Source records
━━━━━━
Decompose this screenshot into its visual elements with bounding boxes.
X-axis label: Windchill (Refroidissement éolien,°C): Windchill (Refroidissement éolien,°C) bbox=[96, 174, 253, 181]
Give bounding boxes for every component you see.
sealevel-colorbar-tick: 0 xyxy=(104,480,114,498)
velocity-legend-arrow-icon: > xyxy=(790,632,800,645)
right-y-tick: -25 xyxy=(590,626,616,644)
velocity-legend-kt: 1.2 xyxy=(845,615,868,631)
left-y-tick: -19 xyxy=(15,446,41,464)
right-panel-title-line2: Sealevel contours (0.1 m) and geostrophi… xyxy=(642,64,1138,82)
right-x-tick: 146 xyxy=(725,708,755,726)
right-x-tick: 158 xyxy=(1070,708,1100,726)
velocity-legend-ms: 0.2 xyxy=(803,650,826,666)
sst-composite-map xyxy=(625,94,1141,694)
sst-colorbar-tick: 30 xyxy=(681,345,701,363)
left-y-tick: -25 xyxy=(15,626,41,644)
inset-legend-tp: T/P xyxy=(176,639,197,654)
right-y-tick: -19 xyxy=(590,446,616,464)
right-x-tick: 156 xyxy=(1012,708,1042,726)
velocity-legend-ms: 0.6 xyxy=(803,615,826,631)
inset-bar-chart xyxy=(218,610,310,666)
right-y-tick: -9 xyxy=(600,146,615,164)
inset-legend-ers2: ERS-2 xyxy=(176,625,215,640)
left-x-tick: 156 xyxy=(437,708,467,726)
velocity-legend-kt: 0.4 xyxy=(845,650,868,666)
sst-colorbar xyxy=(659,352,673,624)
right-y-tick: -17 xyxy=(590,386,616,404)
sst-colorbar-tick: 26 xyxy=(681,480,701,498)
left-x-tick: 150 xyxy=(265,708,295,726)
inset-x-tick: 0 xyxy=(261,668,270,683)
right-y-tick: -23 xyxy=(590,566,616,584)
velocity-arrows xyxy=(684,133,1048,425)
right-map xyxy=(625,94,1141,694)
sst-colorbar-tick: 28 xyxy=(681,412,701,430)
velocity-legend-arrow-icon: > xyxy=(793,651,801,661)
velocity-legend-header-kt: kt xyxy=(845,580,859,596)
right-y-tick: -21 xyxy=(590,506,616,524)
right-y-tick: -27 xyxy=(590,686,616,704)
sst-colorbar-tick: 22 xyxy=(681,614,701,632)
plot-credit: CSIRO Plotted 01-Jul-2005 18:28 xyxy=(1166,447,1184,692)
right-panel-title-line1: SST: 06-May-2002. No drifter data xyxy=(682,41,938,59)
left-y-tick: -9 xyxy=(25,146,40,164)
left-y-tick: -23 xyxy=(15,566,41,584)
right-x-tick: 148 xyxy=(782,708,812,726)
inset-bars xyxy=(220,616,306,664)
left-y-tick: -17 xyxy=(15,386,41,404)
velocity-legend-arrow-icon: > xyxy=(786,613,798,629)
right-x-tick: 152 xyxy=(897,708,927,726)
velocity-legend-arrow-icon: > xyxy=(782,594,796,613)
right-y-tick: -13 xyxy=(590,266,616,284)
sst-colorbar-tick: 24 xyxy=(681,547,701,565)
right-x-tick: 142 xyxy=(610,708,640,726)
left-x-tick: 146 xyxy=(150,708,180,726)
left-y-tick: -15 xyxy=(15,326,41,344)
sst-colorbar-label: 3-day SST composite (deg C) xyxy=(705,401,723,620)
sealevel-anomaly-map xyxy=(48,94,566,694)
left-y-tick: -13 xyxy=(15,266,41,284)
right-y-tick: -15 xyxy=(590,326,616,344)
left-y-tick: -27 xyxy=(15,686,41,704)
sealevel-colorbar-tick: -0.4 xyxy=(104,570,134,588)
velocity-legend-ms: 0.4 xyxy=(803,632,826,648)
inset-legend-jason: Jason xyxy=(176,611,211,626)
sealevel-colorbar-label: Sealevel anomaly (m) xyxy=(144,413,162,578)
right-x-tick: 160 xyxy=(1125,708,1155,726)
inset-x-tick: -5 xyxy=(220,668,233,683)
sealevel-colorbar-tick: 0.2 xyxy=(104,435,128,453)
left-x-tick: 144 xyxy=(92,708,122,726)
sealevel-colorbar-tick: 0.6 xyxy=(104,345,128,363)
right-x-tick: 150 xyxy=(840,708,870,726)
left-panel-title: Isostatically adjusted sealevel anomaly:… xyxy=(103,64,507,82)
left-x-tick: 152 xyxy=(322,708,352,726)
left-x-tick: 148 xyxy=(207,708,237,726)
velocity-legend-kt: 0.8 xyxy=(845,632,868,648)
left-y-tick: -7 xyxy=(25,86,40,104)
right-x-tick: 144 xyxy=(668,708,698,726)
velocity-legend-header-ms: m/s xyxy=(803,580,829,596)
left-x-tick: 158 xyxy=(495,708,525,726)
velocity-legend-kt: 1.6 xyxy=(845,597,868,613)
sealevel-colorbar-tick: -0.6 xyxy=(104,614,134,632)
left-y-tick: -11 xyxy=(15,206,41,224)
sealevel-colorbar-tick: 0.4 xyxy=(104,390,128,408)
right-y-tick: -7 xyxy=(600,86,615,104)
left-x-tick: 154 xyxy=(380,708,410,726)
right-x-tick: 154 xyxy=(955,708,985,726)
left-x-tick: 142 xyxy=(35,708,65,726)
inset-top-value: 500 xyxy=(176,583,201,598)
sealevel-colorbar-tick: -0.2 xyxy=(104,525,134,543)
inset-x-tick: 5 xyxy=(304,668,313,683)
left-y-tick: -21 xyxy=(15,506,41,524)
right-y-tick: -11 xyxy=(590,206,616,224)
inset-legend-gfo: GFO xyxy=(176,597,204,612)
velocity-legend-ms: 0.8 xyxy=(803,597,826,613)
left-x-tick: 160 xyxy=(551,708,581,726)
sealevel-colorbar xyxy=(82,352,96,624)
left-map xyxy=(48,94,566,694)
━━━━━━
GOAL
Render every line of the entries above as a Markdown table with the columns "Row" and "Line", numbering each row and omitting any blank lines.

RESULT BELOW
| Row | Line |
|---|---|
| 1 | Decompose this screenshot into its visual elements with bounding boxes. |
| 2 | X-axis label: Windchill (Refroidissement éolien,°C): Windchill (Refroidissement éolien,°C) bbox=[96, 174, 253, 181] |
| 3 | Give bounding boxes for every component you see. |
| 4 | sealevel-colorbar-tick: 0 xyxy=(104,480,114,498) |
| 5 | velocity-legend-arrow-icon: > xyxy=(790,632,800,645) |
| 6 | right-y-tick: -25 xyxy=(590,626,616,644) |
| 7 | velocity-legend-kt: 1.2 xyxy=(845,615,868,631) |
| 8 | left-y-tick: -19 xyxy=(15,446,41,464) |
| 9 | right-panel-title-line2: Sealevel contours (0.1 m) and geostrophi… xyxy=(642,64,1138,82) |
| 10 | right-x-tick: 146 xyxy=(725,708,755,726) |
| 11 | right-x-tick: 158 xyxy=(1070,708,1100,726) |
| 12 | velocity-legend-ms: 0.2 xyxy=(803,650,826,666) |
| 13 | sst-composite-map xyxy=(625,94,1141,694) |
| 14 | sst-colorbar-tick: 30 xyxy=(681,345,701,363) |
| 15 | left-y-tick: -25 xyxy=(15,626,41,644) |
| 16 | inset-legend-tp: T/P xyxy=(176,639,197,654) |
| 17 | right-y-tick: -19 xyxy=(590,446,616,464) |
| 18 | right-x-tick: 156 xyxy=(1012,708,1042,726) |
| 19 | velocity-legend-ms: 0.6 xyxy=(803,615,826,631) |
| 20 | inset-bar-chart xyxy=(218,610,310,666) |
| 21 | right-y-tick: -9 xyxy=(600,146,615,164) |
| 22 | inset-legend-ers2: ERS-2 xyxy=(176,625,215,640) |
| 23 | left-x-tick: 156 xyxy=(437,708,467,726) |
| 24 | velocity-legend-kt: 0.4 xyxy=(845,650,868,666) |
| 25 | sst-colorbar xyxy=(659,352,673,624) |
| 26 | right-y-tick: -17 xyxy=(590,386,616,404) |
| 27 | sst-colorbar-tick: 26 xyxy=(681,480,701,498) |
| 28 | left-x-tick: 150 xyxy=(265,708,295,726) |
| 29 | inset-x-tick: 0 xyxy=(261,668,270,683) |
| 30 | right-y-tick: -23 xyxy=(590,566,616,584) |
| 31 | velocity-arrows xyxy=(684,133,1048,425) |
| 32 | right-map xyxy=(625,94,1141,694) |
| 33 | sst-colorbar-tick: 28 xyxy=(681,412,701,430) |
| 34 | velocity-legend-arrow-icon: > xyxy=(793,651,801,661) |
| 35 | velocity-legend-header-kt: kt xyxy=(845,580,859,596) |
| 36 | right-y-tick: -21 xyxy=(590,506,616,524) |
| 37 | right-y-tick: -27 xyxy=(590,686,616,704) |
| 38 | sst-colorbar-tick: 22 xyxy=(681,614,701,632) |
| 39 | plot-credit: CSIRO Plotted 01-Jul-2005 18:28 xyxy=(1166,447,1184,692) |
| 40 | right-panel-title-line1: SST: 06-May-2002. No drifter data xyxy=(682,41,938,59) |
| 41 | left-y-tick: -9 xyxy=(25,146,40,164) |
| 42 | left-y-tick: -23 xyxy=(15,566,41,584) |
| 43 | right-x-tick: 148 xyxy=(782,708,812,726) |
| 44 | inset-bars xyxy=(220,616,306,664) |
| 45 | left-y-tick: -17 xyxy=(15,386,41,404) |
| 46 | velocity-legend-arrow-icon: > xyxy=(786,613,798,629) |
| 47 | right-x-tick: 152 xyxy=(897,708,927,726) |
| 48 | velocity-legend-arrow-icon: > xyxy=(782,594,796,613) |
| 49 | right-y-tick: -13 xyxy=(590,266,616,284) |
| 50 | sst-colorbar-tick: 24 xyxy=(681,547,701,565) |
| 51 | right-x-tick: 142 xyxy=(610,708,640,726) |
| 52 | left-x-tick: 146 xyxy=(150,708,180,726) |
| 53 | left-y-tick: -15 xyxy=(15,326,41,344) |
| 54 | sst-colorbar-label: 3-day SST composite (deg C) xyxy=(705,401,723,620) |
| 55 | sealevel-anomaly-map xyxy=(48,94,566,694) |
| 56 | left-y-tick: -13 xyxy=(15,266,41,284) |
| 57 | right-y-tick: -15 xyxy=(590,326,616,344) |
| 58 | left-y-tick: -27 xyxy=(15,686,41,704) |
| 59 | sealevel-colorbar-tick: -0.4 xyxy=(104,570,134,588) |
| 60 | velocity-legend-ms: 0.4 xyxy=(803,632,826,648) |
| 61 | inset-legend-jason: Jason xyxy=(176,611,211,626) |
| 62 | sealevel-colorbar-label: Sealevel anomaly (m) xyxy=(144,413,162,578) |
| 63 | right-x-tick: 160 xyxy=(1125,708,1155,726) |
| 64 | inset-x-tick: -5 xyxy=(220,668,233,683) |
| 65 | sealevel-colorbar-tick: 0.2 xyxy=(104,435,128,453) |
| 66 | left-x-tick: 144 xyxy=(92,708,122,726) |
| 67 | sealevel-colorbar-tick: 0.6 xyxy=(104,345,128,363) |
| 68 | right-x-tick: 150 xyxy=(840,708,870,726) |
| 69 | left-panel-title: Isostatically adjusted sealevel anomaly:… xyxy=(103,64,507,82) |
| 70 | left-x-tick: 152 xyxy=(322,708,352,726) |
| 71 | left-x-tick: 148 xyxy=(207,708,237,726) |
| 72 | velocity-legend-kt: 0.8 xyxy=(845,632,868,648) |
| 73 | left-y-tick: -7 xyxy=(25,86,40,104) |
| 74 | right-x-tick: 144 xyxy=(668,708,698,726) |
| 75 | velocity-legend-header-ms: m/s xyxy=(803,580,829,596) |
| 76 | left-x-tick: 158 xyxy=(495,708,525,726) |
| 77 | velocity-legend-kt: 1.6 xyxy=(845,597,868,613) |
| 78 | sealevel-colorbar-tick: -0.6 xyxy=(104,614,134,632) |
| 79 | left-y-tick: -11 xyxy=(15,206,41,224) |
| 80 | sealevel-colorbar-tick: 0.4 xyxy=(104,390,128,408) |
| 81 | right-y-tick: -7 xyxy=(600,86,615,104) |
| 82 | left-x-tick: 154 xyxy=(380,708,410,726) |
| 83 | right-x-tick: 154 xyxy=(955,708,985,726) |
| 84 | left-x-tick: 142 xyxy=(35,708,65,726) |
| 85 | inset-top-value: 500 xyxy=(176,583,201,598) |
| 86 | sealevel-colorbar-tick: -0.2 xyxy=(104,525,134,543) |
| 87 | inset-x-tick: 5 xyxy=(304,668,313,683) |
| 88 | left-y-tick: -21 xyxy=(15,506,41,524) |
| 89 | right-y-tick: -11 xyxy=(590,206,616,224) |
| 90 | inset-legend-gfo: GFO xyxy=(176,597,204,612) |
| 91 | velocity-legend-ms: 0.8 xyxy=(803,597,826,613) |
| 92 | left-x-tick: 160 xyxy=(551,708,581,726) |
| 93 | sealevel-colorbar xyxy=(82,352,96,624) |
| 94 | left-map xyxy=(48,94,566,694) |